STATED GOAL
Collect all lines from the records below that include the word "руководство".

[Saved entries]
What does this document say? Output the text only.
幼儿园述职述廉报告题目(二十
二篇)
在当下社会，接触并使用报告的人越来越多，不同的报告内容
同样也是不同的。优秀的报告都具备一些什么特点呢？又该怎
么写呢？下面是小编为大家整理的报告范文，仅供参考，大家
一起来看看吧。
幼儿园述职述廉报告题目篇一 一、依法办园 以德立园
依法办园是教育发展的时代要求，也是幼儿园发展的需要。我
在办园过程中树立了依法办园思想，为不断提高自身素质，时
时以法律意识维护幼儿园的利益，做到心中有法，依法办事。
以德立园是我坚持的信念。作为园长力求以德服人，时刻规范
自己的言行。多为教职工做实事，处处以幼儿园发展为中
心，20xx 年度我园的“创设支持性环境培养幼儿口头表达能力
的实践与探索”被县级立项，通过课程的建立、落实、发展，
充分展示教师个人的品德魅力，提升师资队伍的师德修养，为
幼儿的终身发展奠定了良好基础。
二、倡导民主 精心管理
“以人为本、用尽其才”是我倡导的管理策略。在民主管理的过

* * *

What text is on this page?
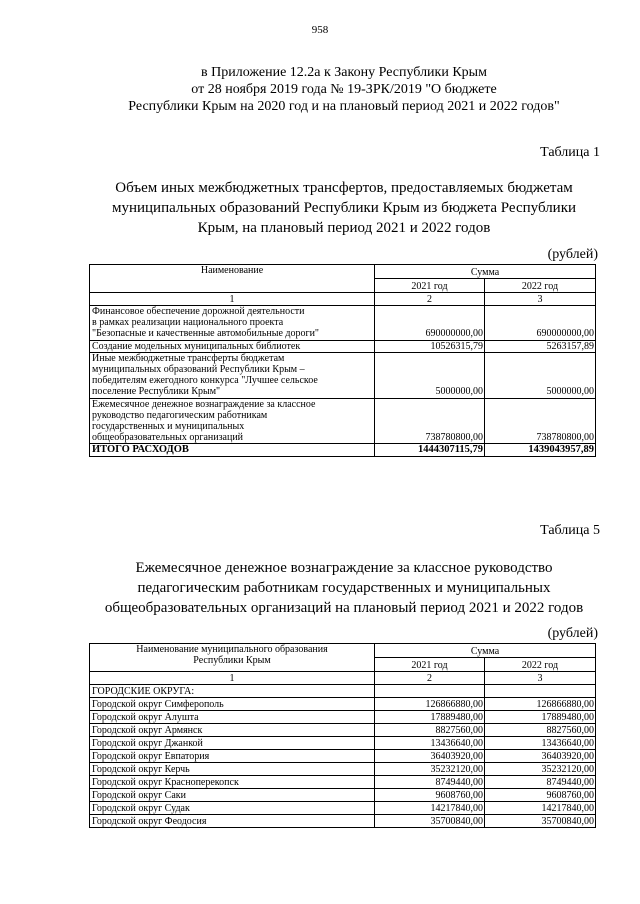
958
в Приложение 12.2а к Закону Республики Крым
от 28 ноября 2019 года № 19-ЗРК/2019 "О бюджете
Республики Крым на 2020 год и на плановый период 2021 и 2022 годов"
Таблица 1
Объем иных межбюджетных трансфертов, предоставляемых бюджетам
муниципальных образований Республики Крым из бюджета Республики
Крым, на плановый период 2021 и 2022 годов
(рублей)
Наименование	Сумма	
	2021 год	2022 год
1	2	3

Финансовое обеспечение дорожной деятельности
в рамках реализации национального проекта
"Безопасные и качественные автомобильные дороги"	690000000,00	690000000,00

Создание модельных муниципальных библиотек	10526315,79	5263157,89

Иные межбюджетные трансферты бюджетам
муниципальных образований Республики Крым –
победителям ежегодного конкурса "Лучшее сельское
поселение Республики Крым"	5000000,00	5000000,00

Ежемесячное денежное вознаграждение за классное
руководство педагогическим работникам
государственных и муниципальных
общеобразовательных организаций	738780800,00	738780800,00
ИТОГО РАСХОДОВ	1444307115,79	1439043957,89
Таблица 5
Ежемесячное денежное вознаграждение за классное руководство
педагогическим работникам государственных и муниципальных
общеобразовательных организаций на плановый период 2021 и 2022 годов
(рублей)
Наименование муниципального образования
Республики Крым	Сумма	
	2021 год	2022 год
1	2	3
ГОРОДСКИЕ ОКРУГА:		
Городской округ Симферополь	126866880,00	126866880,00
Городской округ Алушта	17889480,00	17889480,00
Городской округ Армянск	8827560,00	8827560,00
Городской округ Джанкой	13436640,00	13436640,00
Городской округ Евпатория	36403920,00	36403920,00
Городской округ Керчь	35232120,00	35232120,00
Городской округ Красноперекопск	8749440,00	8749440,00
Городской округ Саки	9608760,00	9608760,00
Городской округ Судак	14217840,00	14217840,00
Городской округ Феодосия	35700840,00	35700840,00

FINISHED ANSWER
руководство педагогическим работникам
Ежемесячное денежное вознаграждение за классное руководство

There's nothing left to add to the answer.